(Collected data entries)
□ □ □ □ □

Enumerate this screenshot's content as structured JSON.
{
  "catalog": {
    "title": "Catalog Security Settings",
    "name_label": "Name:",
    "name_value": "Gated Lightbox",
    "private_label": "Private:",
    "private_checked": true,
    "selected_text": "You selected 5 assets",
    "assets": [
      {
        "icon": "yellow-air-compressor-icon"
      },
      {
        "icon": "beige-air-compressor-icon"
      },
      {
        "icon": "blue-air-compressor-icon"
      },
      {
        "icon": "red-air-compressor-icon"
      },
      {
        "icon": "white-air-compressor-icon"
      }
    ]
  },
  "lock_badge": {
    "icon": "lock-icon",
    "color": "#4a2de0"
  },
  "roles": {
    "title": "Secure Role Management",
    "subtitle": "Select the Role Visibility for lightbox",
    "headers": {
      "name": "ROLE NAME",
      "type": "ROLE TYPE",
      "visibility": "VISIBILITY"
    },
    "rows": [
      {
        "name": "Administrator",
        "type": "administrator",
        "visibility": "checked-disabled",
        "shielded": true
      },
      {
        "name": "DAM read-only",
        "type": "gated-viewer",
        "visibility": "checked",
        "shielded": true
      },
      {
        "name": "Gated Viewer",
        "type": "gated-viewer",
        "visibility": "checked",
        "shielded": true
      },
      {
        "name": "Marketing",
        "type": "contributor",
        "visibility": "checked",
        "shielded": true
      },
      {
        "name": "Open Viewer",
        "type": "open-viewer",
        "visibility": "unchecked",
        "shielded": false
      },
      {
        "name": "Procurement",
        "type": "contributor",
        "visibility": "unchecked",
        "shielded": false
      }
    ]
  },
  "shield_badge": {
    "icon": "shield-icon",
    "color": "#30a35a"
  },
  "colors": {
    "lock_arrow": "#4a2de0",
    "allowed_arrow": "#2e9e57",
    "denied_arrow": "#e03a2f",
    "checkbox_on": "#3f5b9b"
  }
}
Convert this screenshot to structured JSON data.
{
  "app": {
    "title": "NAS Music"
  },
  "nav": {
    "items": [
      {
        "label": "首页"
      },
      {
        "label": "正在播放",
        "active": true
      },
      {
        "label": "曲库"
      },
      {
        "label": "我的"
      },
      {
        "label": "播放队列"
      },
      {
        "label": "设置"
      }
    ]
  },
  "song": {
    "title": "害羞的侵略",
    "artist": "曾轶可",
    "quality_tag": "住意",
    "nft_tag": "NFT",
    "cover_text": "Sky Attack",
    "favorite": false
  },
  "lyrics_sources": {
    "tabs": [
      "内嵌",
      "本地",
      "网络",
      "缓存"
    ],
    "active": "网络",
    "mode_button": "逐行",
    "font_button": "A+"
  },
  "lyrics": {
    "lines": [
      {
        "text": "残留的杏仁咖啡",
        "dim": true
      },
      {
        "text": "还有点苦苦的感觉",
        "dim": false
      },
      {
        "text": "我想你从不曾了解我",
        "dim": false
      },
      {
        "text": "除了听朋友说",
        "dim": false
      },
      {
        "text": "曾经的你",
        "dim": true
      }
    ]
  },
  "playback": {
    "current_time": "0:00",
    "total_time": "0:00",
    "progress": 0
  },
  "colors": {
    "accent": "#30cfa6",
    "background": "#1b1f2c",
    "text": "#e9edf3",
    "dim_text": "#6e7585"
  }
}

□ □ □ □ □

• **Goal**
Report only a number: how many lines in the material above contain the string "compressor".

• **The response**
5